* _Cosa fare_
Prosegui la cronaca del blitz dei carabinieri contro i taxi abusivi a Licola a partire dall'ultima frase dell'estratto.

* _Estratto_
POZZUOLI – Quattro taxi abusivi, sei autisti fermati, due denunciati a piede libero e migliaia di euro di multe per guida senza patente. E’ il bilancio del blitz condotto dai carabinieri che hanno sbarrato le strade di Licola Borgo, tra via dei Platani e Licola mare, fermando i cosiddetti “taxi dell’illegalità”, auto stipate fino all’inverosimile per trasportare immigrati da un capo all’altro della Domitiana a costi che oscillano tra uno a due euro. Le operazioni sono scattate poco dopo le otto, quando alla stazione di Licola i treni della Circumflegrea si affollano di immigrati provenienti da Castelvolturno e Pescopagano, diretti verso Napoli e i quartieri dell’hinterland.

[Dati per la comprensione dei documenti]
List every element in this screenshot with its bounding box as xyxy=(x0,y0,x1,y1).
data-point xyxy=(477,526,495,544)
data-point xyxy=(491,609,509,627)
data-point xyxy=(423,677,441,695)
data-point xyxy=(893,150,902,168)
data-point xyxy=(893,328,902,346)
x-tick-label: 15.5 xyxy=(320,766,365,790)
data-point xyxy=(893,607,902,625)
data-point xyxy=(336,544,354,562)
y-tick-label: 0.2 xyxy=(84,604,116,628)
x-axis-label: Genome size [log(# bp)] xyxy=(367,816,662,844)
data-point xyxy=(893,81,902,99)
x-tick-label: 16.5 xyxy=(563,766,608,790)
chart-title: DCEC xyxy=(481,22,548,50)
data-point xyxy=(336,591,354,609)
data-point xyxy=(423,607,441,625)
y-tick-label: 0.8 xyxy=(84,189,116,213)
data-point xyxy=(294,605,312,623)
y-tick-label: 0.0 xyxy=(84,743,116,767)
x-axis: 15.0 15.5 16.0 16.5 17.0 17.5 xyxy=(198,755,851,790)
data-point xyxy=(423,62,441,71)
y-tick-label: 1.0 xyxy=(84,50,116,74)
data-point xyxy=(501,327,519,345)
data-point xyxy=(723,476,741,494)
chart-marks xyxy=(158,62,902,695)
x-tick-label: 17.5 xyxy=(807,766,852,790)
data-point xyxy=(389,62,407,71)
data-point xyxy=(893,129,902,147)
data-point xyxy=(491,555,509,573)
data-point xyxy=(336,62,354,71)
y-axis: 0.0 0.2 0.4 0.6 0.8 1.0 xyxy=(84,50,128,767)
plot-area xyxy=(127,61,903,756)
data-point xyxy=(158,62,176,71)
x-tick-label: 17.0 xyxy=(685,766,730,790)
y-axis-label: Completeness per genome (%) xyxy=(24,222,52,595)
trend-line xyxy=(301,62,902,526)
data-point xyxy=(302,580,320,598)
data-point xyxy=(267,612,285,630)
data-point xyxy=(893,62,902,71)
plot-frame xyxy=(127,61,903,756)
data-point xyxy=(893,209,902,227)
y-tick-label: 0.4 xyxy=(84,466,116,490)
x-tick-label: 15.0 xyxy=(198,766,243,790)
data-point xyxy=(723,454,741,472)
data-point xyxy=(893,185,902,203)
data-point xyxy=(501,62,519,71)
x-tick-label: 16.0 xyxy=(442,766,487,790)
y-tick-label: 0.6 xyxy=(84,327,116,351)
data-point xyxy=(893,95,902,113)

* _Risposta scritta_
IL BLITZ – A coordinarle i carabinieri della Compagnia di Pozzuoli con i militari della stazione di Licola e del reparto radiomobile. Quattro veicoli sono stati sottoposti a sequestro e trasferiti presso il deposito giudiziario della Prefettura di Napoli, in quanto trovati senza assicurazione e senza revisione. Si tratta di tre station wagon e di una utilitaria. Alla guida dei veicoli extracomunitari, tra cui un italiano e una donna. Un duro colpo al business dei trasporti abusivi che a Licola da tempo è gestito da nigeriani e ghanesi.